╔══

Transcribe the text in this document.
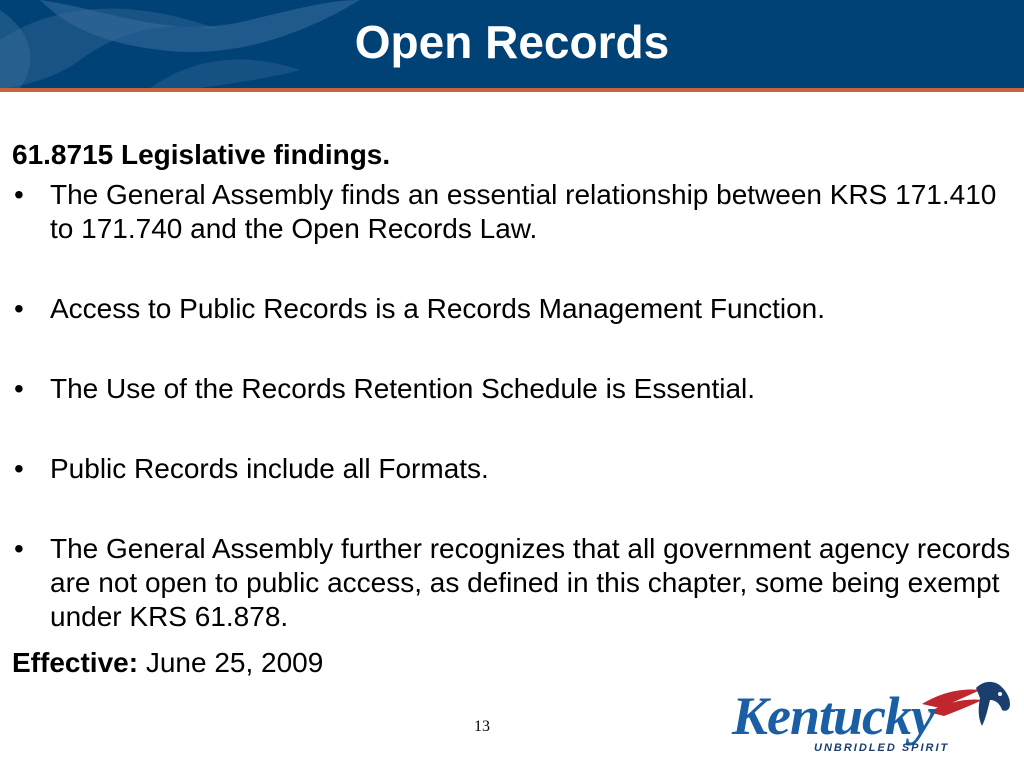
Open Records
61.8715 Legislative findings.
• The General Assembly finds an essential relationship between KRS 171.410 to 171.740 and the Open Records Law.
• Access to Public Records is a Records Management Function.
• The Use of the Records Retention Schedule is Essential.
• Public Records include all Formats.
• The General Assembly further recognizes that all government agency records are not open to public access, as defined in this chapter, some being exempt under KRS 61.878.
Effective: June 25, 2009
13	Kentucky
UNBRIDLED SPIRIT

╚══

» **Goal**:
Make a tally of the lines in this data that include the string "General", and answer with that tally alone.

» **The answer**:
2